Records provided:

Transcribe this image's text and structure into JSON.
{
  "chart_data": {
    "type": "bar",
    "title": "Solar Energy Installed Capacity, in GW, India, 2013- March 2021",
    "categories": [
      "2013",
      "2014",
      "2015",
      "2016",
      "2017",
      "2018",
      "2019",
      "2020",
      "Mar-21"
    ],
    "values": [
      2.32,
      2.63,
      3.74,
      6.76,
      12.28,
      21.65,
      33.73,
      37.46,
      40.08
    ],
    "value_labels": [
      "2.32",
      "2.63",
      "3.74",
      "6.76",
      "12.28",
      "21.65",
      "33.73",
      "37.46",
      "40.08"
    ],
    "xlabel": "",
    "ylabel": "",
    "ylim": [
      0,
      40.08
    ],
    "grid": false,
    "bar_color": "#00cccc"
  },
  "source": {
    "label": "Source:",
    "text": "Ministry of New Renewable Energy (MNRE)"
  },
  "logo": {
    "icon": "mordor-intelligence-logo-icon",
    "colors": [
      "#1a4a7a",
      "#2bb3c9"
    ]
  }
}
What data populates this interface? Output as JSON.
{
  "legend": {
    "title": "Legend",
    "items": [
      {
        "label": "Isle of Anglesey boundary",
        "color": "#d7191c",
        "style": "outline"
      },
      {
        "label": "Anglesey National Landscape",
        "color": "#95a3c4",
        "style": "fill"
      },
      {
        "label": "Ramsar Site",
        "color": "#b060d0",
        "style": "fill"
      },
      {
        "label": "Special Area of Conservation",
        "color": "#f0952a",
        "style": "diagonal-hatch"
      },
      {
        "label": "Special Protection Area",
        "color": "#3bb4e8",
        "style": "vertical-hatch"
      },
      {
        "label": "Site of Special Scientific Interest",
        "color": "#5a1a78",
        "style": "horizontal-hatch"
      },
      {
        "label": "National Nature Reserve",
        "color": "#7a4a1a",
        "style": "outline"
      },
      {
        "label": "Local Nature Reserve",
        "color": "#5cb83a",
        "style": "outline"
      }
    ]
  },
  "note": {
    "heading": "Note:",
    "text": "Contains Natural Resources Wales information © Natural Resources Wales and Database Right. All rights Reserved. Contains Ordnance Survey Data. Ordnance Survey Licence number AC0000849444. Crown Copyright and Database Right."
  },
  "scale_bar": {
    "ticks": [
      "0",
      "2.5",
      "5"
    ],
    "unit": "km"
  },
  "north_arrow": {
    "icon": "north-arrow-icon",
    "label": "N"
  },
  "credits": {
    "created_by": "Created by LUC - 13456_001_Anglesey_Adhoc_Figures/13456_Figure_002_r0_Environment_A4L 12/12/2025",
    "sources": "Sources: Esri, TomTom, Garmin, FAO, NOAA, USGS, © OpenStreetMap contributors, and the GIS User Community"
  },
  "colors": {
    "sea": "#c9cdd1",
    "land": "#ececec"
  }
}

Prompt:
Print the whole listing again, exactly.

Expected output:
Transcribe this image's text and structure into JSON.
{
  "chart_data": {
    "type": "bar",
    "title": "Solar Energy Installed Capacity, in GW, India, 2013- March 2021",
    "categories": [
      "2013",
      "2014",
      "2015",
      "2016",
      "2017",
      "2018",
      "2019",
      "2020",
      "Mar-21"
    ],
    "values": [
      2.32,
      2.63,
      3.74,
      6.76,
      12.28,
      21.65,
      33.73,
      37.46,
      40.08
    ],
    "value_labels": [
      "2.32",
      "2.63",
      "3.74",
      "6.76",
      "12.28",
      "21.65",
      "33.73",
      "37.46",
      "40.08"
    ],
    "xlabel": "",
    "ylabel": "",
    "ylim": [
      0,
      40.08
    ],
    "grid": false,
    "bar_color": "#00cccc"
  },
  "source": {
    "label": "Source:",
    "text": "Ministry of New Renewable Energy (MNRE)"
  },
  "logo": {
    "icon": "mordor-intelligence-logo-icon",
    "colors": [
      "#1a4a7a",
      "#2bb3c9"
    ]
  }
}
What data populates this interface? Output as JSON.
{
  "legend": {
    "title": "Legend",
    "items": [
      {
        "label": "Isle of Anglesey boundary",
        "color": "#d7191c",
        "style": "outline"
      },
      {
        "label": "Anglesey National Landscape",
        "color": "#95a3c4",
        "style": "fill"
      },
      {
        "label": "Ramsar Site",
        "color": "#b060d0",
        "style": "fill"
      },
      {
        "label": "Special Area of Conservation",
        "color": "#f0952a",
        "style": "diagonal-hatch"
      },
      {
        "label": "Special Protection Area",
        "color": "#3bb4e8",
        "style": "vertical-hatch"
      },
      {
        "label": "Site of Special Scientific Interest",
        "color": "#5a1a78",
        "style": "horizontal-hatch"
      },
      {
        "label": "National Nature Reserve",
        "color": "#7a4a1a",
        "style": "outline"
      },
      {
        "label": "Local Nature Reserve",
        "color": "#5cb83a",
        "style": "outline"
      }
    ]
  },
  "note": {
    "heading": "Note:",
    "text": "Contains Natural Resources Wales information © Natural Resources Wales and Database Right. All rights Reserved. Contains Ordnance Survey Data. Ordnance Survey Licence number AC0000849444. Crown Copyright and Database Right."
  },
  "scale_bar": {
    "ticks": [
      "0",
      "2.5",
      "5"
    ],
    "unit": "km"
  },
  "north_arrow": {
    "icon": "north-arrow-icon",
    "label": "N"
  },
  "credits": {
    "created_by": "Created by LUC - 13456_001_Anglesey_Adhoc_Figures/13456_Figure_002_r0_Environment_A4L 12/12/2025",
    "sources": "Sources: Esri, TomTom, Garmin, FAO, NOAA, USGS, © OpenStreetMap contributors, and the GIS User Community"
  },
  "colors": {
    "sea": "#c9cdd1",
    "land": "#ececec"
  }
}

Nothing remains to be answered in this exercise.